* **SUPPLIED INFORMATION**
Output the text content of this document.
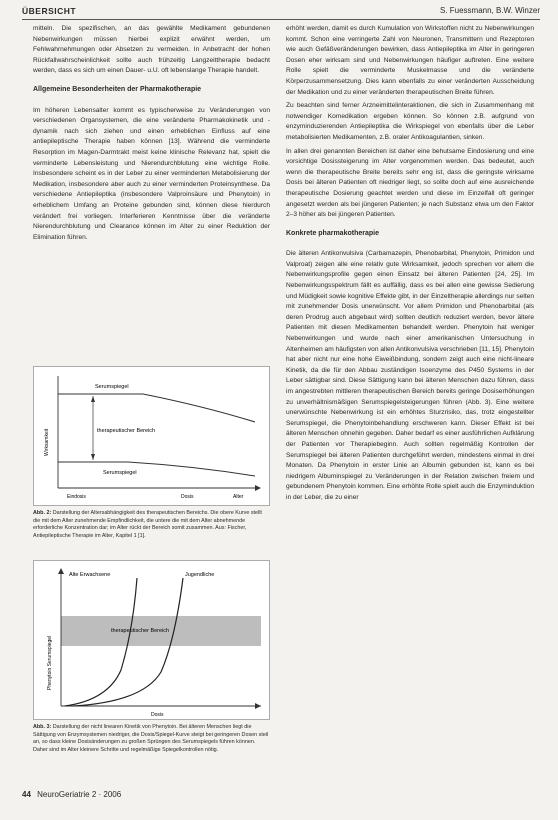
ÜBERSICHT	S. Fuessmann, B.W. Winzer

mitteln. Die spezifischen, an das gewählte Medikament gebundenen Nebenwirkungen müssen hierbei explizit erwähnt werden, um Fehlwahrnehmungen oder Absetzen zu vermeiden. In Anbetracht der hohen Rückfallwahrscheinlichkeit sollte auch frühzeitig Langzeittherapie bedacht werden, dass es sich um einen Dauer- u.U. oft lebenslange Therapie handelt.

Allgemeine Besonderheiten der Pharmakotherapie

Im höheren Lebensalter kommt es typischerweise zu Veränderungen von verschiedenen Organsystemen, die eine veränderte Pharmakokinetik und -dynamik nach sich ziehen und einen erheblichen Einfluss auf eine antiepileptische Therapie haben können [13]. Während die verminderte Resorption im Magen-Darmtrakt meist keine klinische Relevanz hat, spielt die verminderte Lebensleistung und Nierendurchblutung eine wichtige Rolle. Insbesondere scheint es in der Leber zu einer verminderten Metabolisierung der Medikation, insbesondere aber auch zu einer verminderten Proteinsynthese. Da verschiedene Antiepileptika (insbesondere Valproinsäure und Phenytoin) in erheblichem Umfang an Proteine gebunden sind, können diese hierdurch verändert frei vorliegen. Interferieren Kenntnisse über die veränderte Nierendurchblutung und Clearance können im Alter zu einer Reduktion der Elimination führen.

Serumspiegel
therapeutischer Bereich
Serumspiegel
Wirksamkeit
Eindosis	Dosis	Alter
Abb. 2: Darstellung der Altersabhängigkeit des therapeutischen Bereichs. Die obere Kurve stellt die mit dem Alter zunehmende Empfindlichkeit, die untere die mit dem Alter abnehmende erforderliche Konzentration dar; im Alter rückt der Bereich somit zusammen. Aus: Fischer, Antiepileptische Therapie im Alter, Kapitel 1 [1].
Alte Erwachsene	Jugendliche
therapeutischer Bereich
Phenytoin Serumspiegel
Dosis
Abb. 3: Darstellung der nicht linearen Kinetik von Phenytoin. Bei älteren Menschen liegt die Sättigung von Enzymsystemen niedriger, die Dosis/Spiegel-Kurve steigt bei geringeren Dosen steil an, so dass kleine Dosisänderungen zu großen Sprüngen des Serumspiegels führen können. Daher sind im Alter kleinere Schritte und regelmäßige Spiegelkontrollen nötig.

erhöht werden, damit es durch Kumulation von Wirkstoffen nicht zu Nebenwirkungen kommt. Schon eine verringerte Zahl von Neuronen, Transmittern und Rezeptoren wie auch Gefäßveränderungen bewirken, dass Antiepileptika im Alter in geringeren Dosen eher wirksam sind und Nebenwirkungen häufiger auftreten. Eine weitere Rolle spielt die verminderte Muskelmasse und die veränderte Körperzusammensetzung. Dies kann ebenfalls zu einer veränderten Ausscheidung der Medikation und zu einer veränderten therapeutischen Breite führen.

Zu beachten sind ferner Arzneimittelinteraktionen, die sich in Zusammenhang mit notwendiger Komedikation ergeben können. So können z.B. aufgrund von enzyminduzierenden Antiepileptika die Wirkspiegel von ebenfalls über die Leber metabolisierten Medikamenten, z.B. oraler Antikoagulantien, sinken.

In allen drei genannten Bereichen ist daher eine behutsame Eindosierung und eine vorsichtige Dosissteigerung im Alter vorgenommen werden. Das bedeutet, auch wenn die therapeutische Breite bereits sehr eng ist, dass die geringste wirksame Dosis bei älteren Patienten oft niedriger liegt, so sollte doch auf eine ausreichende therapeutische Dosierung geachtet werden und diese im Einzelfall oft geringer angesetzt werden als bei jüngeren Patienten; je nach Substanz etwa um den Faktor 2–3 höher als bei jüngeren Patienten.

Konkrete pharmakotherapie

Die älteren Antikonvulsiva (Carbamazepin, Phenobarbital, Phenytoin, Primidon und Valproat) zeigen alle eine relativ gute Wirksamkeit, jedoch sprechen vor allem die Nebenwirkungsprofile gegen einen Einsatz bei älteren Patienten [24, 25]. Im Nebenwirkungsspektrum fällt es auffällig, dass es bei allen eine gewisse Sedierung und Müdigkeit sowie kognitive Effekte gibt, in der Einzeltherapie allerdings nur selten mit zunehmender Dosis unerwünscht. Vor allem Primidon und Phenobarbital (als deren Prodrug auch abgebaut wird) sollten deutlich reduziert werden, bevor ältere Patienten mit diesen Medikamenten behandelt werden. Phenytoin hat weniger Nebenwirkungen und wurde nach einer amerikanischen Untersuchung in Altenheimen am häufigsten von allen Antikonvulsiva verschrieben [11, 15]. Phenytoin hat aber nicht nur eine hohe Eiweißbindung, sondern zeigt auch eine nicht-lineare Kinetik, da die für den Abbau zuständigen Isoenzyme des P450 Systems in der Leber sättigbar sind. Diese Sättigung kann bei älteren Menschen dazu führen, dass im angestrebten mittleren therapeutischen Bereich bereits geringe Dosiserhöhungen zu unverhältnismäßigen Serumspiegelsteigerungen führen (Abb. 3). Eine weitere unerwünschte Nebenwirkung ist ein erhöhtes Sturzrisiko, das, trotz eingestellter Serumspiegel, die Phenytoinbehandlung erschweren kann. Dieser Effekt ist bei älteren Menschen ohnehin gegeben. Daher bedarf es einer ausführlichen Aufklärung der Patienten vor Therapiebeginn. Auch sollten regelmäßig Kontrollen der Serumspiegel bei älteren Patienten durchgeführt werden, mindestens einmal in drei Monaten. Da Phenytoin in erster Linie an Albumin gebunden ist, kann es bei niedrigem Albuminspiegel zu Veränderungen in der Relation zwischen freiem und gebundenem Phenytoin kommen. Eine erhöhte Rolle spielt auch die Enzyminduktion in der Leber, die zu einer

44 NeuroGeriatrie 2 · 2006
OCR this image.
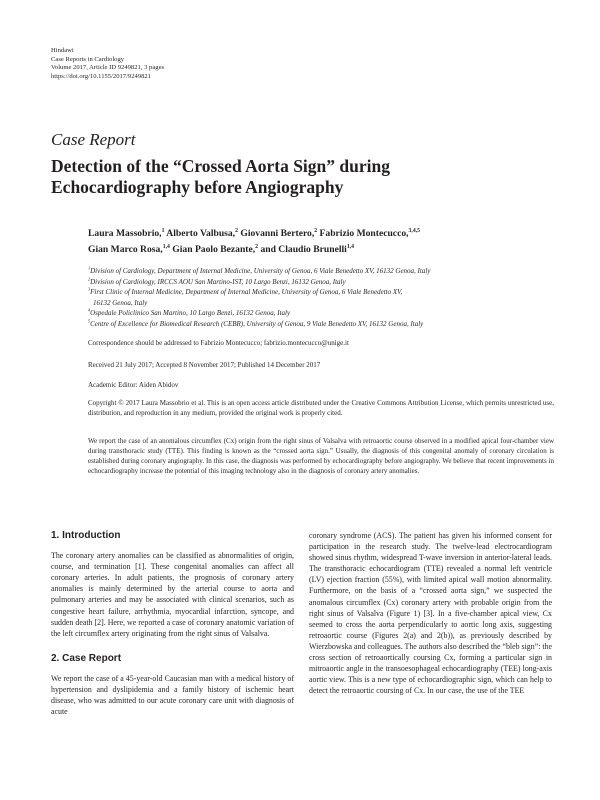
Hindawi
Case Reports in Cardiology
Volume 2017, Article ID 9249821, 3 pages
https://doi.org/10.1155/2017/9249821
Case Report
Detection of the “Crossed Aorta Sign” during
Echocardiography before Angiography
Laura Massobrio,$^1$ Alberto Valbusa,$^2$ Giovanni Bertero,$^2$ Fabrizio Montecucco,$^{3,4,5}$
Gian Marco Rosa,$^{1,4}$ Gian Paolo Bezante,$^2$ and Claudio Brunelli$^{1,4}$
$^1$Division of Cardiology, Department of Internal Medicine, University of Genoa, 6 Viale Benedetto XV, 16132 Genoa, Italy
$^2$Division of Cardiology, IRCCS AOU San Martino-IST, 10 Largo Benzi, 16132 Genoa, Italy
$^3$First Clinic of Internal Medicine, Department of Internal Medicine, University of Genoa, 6 Viale Benedetto XV,
16132 Genoa, Italy
$^4$Ospedale Policlinico San Martino, 10 Largo Benzi, 16132 Genoa, Italy
$^5$Centre of Excellence for Biomedical Research (CEBR), University of Genoa, 9 Viale Benedetto XV, 16132 Genoa, Italy
Correspondence should be addressed to Fabrizio Montecucco; fabrizio.montecucco@unige.it
Received 21 July 2017; Accepted 8 November 2017; Published 14 December 2017
Academic Editor: Aiden Abidov
Copyright © 2017 Laura Massobrio et al. This is an open access article distributed under the Creative Commons Attribution License, which permits unrestricted use, distribution, and reproduction in any medium, provided the original work is properly cited.
We report the case of an anomalous circumflex (Cx) origin from the right sinus of Valsalva with retroaortic course observed in a modified apical four-chamber view during transthoracic study (TTE). This finding is known as the “crossed aorta sign.” Usually, the diagnosis of this congenital anomaly of coronary circulation is established during coronary angiography. In this case, the diagnosis was performed by echocardiography before angiography. We believe that recent improvements in echocardiography increase the potential of this imaging technology also in the diagnosis of coronary artery anomalies.
1. Introduction

The coronary artery anomalies can be classified as abnormalities of origin, course, and termination [1]. These congenital anomalies can affect all coronary arteries. In adult patients, the prognosis of coronary artery anomalies is mainly determined by the arterial course to aorta and pulmonary arteries and may be associated with clinical scenarios, such as congestive heart failure, arrhythmia, myocardial infarction, syncope, and sudden death [2]. Here, we reported a case of coronary anatomic variation of the left circumflex artery originating from the right sinus of Valsalva.

2. Case Report

We report the case of a 45-year-old Caucasian man with a medical history of hypertension and dyslipidemia and a family history of ischemic heart disease, who was admitted to our acute coronary care unit with diagnosis of acute

coronary syndrome (ACS). The patient has given his informed consent for participation in the research study. The twelve-lead electrocardiogram showed sinus rhythm, widespread T-wave inversion in anterior-lateral leads. The transthoracic echocardiogram (TTE) revealed a normal left ventricle (LV) ejection fraction (55%), with limited apical wall motion abnormality. Furthermore, on the basis of a “crossed aorta sign,” we suspected the anomalous circumflex (Cx) coronary artery with probable origin from the right sinus of Valsalva (Figure 1) [3]. In a five-chamber apical view, Cx seemed to cross the aorta perpendicularly to aortic long axis, suggesting retroaortic course (Figures 2(a) and 2(b)), as previously described by Wierzbowska and colleagues. The authors also described the “bleb sign”: the cross section of retroaortically coursing Cx, forming a particular sign in mitroaortic angle in the transoesophageal echocardiography (TEE) long-axis aortic view. This is a new type of echocardiographic sign, which can help to detect the retroaortic coursing of Cx. In our case, the use of the TEE
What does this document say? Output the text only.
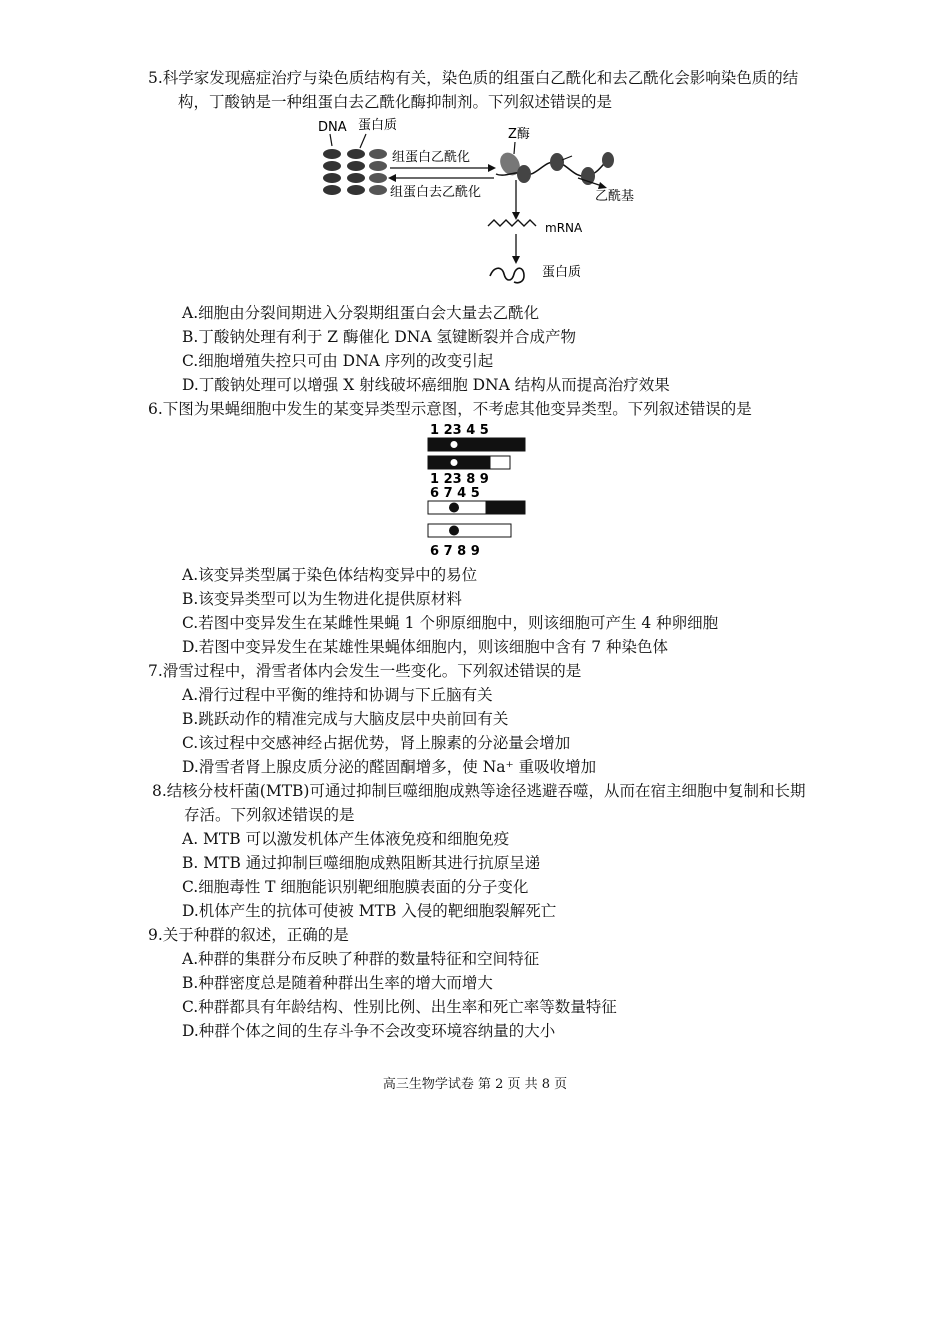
5.科学家发现癌症治疗与染色质结构有关，染色质的组蛋白乙酰化和去乙酰化会影响染色质的结
构，丁酸钠是一种组蛋白去乙酰化酶抑制剂。下列叙述错误的是
DNA 蛋白质
组蛋白乙酰化
组蛋白去乙酰化
Z酶
乙酰基
mRNA
蛋白质
A.细胞由分裂间期进入分裂期组蛋白会大量去乙酰化
B.丁酸钠处理有利于 Z 酶催化 DNA 氢键断裂并合成产物
C.细胞增殖失控只可由 DNA 序列的改变引起
D.丁酸钠处理可以增强 X 射线破坏癌细胞 DNA 结构从而提高治疗效果
6.下图为果蝇细胞中发生的某变异类型示意图，不考虑其他变异类型。下列叙述错误的是
1 23 4 5
1 23 8 9
6 7 4 5
6 7 8 9
A.该变异类型属于染色体结构变异中的易位
B.该变异类型可以为生物进化提供原材料
C.若图中变异发生在某雌性果蝇 1 个卵原细胞中，则该细胞可产生 4 种卵细胞
D.若图中变异发生在某雄性果蝇体细胞内，则该细胞中含有 7 种染色体
7.滑雪过程中，滑雪者体内会发生一些变化。下列叙述错误的是
A.滑行过程中平衡的维持和协调与下丘脑有关
B.跳跃动作的精准完成与大脑皮层中央前回有关
C.该过程中交感神经占据优势，肾上腺素的分泌量会增加
D.滑雪者肾上腺皮质分泌的醛固酮增多，使 Na⁺ 重吸收增加
8.结核分枝杆菌(MTB)可通过抑制巨噬细胞成熟等途径逃避吞噬，从而在宿主细胞中复制和长期
存活。下列叙述错误的是
A. MTB 可以激发机体产生体液免疫和细胞免疫
B. MTB 通过抑制巨噬细胞成熟阻断其进行抗原呈递
C.细胞毒性 T 细胞能识别靶细胞膜表面的分子变化
D.机体产生的抗体可使被 MTB 入侵的靶细胞裂解死亡
9.关于种群的叙述，正确的是
A.种群的集群分布反映了种群的数量特征和空间特征
B.种群密度总是随着种群出生率的增大而增大
C.种群都具有年龄结构、性别比例、出生率和死亡率等数量特征
D.种群个体之间的生存斗争不会改变环境容纳量的大小
高三生物学试卷 第 2 页 共 8 页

* **TASK DIRECTIONS**
Please show, exactly as written, every line above that contains the word "text".

* **PROBLEM SOLUTION**
Output the text content of this document.
What does this document say? Output the text only.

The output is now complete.